Look through the data below and return each line where "JSON" appears.
* Start *
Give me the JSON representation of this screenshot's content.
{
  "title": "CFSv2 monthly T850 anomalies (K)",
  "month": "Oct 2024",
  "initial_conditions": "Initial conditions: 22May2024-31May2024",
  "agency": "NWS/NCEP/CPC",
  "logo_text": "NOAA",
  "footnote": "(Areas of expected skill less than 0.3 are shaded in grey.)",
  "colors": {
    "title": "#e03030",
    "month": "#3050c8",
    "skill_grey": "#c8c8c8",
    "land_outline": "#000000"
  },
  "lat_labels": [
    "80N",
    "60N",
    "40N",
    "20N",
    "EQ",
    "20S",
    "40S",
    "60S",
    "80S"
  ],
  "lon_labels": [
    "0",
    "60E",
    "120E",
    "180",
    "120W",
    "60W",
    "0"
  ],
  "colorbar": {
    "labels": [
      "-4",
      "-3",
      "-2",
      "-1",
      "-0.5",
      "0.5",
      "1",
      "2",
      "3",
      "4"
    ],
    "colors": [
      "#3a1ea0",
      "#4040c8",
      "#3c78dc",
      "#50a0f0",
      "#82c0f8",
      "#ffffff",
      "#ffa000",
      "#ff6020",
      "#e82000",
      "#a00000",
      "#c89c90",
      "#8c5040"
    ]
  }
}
* End *
* Start *
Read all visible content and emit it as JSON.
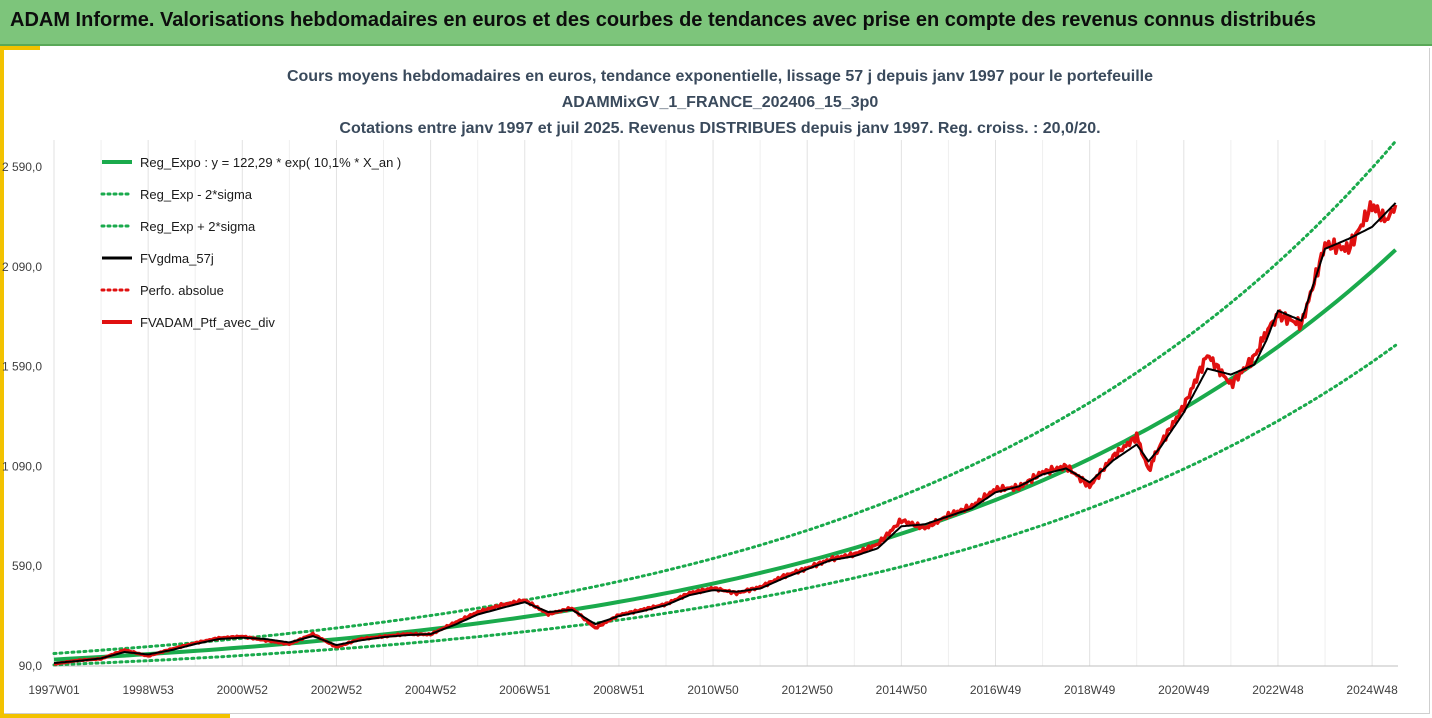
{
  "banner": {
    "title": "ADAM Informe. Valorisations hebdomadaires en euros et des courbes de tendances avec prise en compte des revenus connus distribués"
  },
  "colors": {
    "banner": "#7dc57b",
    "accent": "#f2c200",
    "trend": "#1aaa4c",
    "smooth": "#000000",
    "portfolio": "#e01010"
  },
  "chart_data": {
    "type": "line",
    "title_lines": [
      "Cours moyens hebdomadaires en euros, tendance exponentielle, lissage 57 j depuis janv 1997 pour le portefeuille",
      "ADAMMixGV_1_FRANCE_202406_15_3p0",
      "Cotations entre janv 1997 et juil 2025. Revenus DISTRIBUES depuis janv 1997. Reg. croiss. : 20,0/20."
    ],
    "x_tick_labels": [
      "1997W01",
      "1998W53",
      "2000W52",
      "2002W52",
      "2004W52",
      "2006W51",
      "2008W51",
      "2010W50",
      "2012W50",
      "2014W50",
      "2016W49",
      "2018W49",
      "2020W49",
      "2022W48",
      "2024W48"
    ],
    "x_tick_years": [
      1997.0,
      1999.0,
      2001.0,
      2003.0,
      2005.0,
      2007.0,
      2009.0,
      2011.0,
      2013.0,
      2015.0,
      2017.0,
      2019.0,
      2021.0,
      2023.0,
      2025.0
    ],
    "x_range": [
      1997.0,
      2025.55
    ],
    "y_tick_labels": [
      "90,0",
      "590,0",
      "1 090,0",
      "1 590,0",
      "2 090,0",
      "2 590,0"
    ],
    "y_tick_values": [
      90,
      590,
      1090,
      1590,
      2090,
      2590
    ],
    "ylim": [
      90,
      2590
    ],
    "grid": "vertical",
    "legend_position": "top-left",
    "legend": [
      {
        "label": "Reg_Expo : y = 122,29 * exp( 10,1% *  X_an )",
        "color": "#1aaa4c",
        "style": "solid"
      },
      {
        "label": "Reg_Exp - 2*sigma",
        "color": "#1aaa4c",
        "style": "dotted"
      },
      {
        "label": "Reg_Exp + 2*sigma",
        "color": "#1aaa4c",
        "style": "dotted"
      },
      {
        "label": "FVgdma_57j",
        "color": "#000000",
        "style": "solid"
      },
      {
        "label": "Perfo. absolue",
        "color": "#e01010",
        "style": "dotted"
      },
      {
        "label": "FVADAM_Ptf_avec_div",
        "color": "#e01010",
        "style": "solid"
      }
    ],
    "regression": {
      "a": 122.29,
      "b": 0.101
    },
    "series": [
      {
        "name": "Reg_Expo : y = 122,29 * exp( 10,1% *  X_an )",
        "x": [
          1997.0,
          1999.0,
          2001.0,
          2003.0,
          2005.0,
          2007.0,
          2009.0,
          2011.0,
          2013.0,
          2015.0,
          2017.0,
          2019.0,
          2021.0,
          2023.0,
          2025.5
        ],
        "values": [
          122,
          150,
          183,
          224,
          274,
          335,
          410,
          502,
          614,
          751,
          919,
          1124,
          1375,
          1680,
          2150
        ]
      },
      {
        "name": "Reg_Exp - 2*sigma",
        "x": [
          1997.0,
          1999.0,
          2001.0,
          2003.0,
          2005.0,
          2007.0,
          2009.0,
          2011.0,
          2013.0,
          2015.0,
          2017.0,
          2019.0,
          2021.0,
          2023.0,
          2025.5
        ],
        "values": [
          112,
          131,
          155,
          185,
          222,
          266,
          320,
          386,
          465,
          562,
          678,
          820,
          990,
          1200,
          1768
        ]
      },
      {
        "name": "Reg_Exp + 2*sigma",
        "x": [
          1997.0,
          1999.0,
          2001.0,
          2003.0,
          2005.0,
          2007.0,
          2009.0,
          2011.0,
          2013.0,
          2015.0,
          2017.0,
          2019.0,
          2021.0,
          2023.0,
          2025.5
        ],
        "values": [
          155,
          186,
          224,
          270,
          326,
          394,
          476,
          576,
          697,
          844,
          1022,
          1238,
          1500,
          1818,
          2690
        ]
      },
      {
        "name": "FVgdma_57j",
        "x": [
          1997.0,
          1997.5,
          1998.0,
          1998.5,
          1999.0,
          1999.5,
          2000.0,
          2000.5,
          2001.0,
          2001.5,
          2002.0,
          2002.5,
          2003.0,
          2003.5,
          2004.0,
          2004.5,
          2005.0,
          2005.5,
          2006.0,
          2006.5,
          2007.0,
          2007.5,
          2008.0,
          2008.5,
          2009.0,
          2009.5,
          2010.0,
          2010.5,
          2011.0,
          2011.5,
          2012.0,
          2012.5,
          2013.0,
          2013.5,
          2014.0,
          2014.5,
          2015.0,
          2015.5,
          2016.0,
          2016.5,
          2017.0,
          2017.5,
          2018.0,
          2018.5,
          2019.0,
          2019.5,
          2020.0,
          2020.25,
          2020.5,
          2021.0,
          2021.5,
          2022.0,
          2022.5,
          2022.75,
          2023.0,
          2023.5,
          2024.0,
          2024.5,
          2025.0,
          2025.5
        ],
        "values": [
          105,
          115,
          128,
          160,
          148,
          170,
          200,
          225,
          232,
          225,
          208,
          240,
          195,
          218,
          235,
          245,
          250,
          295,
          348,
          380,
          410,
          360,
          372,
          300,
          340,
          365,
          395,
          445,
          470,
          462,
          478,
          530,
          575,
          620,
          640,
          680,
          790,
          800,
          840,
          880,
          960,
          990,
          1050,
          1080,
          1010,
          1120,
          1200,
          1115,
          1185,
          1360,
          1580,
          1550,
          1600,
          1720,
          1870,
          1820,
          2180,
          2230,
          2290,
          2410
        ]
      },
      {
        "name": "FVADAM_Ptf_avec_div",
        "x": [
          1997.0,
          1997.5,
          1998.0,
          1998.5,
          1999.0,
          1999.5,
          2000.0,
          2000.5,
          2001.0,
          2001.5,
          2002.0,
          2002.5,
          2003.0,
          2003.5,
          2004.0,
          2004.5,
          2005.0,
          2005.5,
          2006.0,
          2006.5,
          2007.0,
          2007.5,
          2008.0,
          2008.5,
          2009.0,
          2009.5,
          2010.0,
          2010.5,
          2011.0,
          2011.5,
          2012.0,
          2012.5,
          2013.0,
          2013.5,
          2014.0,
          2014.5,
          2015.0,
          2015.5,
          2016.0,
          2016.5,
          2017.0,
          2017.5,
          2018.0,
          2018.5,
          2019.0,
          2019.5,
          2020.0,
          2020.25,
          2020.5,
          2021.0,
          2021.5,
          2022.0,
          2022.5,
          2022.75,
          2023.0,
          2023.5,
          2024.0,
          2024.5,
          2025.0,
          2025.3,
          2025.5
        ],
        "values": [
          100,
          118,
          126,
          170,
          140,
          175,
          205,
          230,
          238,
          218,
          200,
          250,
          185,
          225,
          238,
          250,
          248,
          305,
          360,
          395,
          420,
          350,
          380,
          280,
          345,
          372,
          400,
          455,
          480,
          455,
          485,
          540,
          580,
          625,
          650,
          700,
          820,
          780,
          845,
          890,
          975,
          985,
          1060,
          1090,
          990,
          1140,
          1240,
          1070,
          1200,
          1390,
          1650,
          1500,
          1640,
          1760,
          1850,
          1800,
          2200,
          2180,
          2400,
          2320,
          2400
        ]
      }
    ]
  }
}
* End *
(Finished task)
Give me the JSON representation of this screenshot's content.
Read all visible content and emit it as JSON.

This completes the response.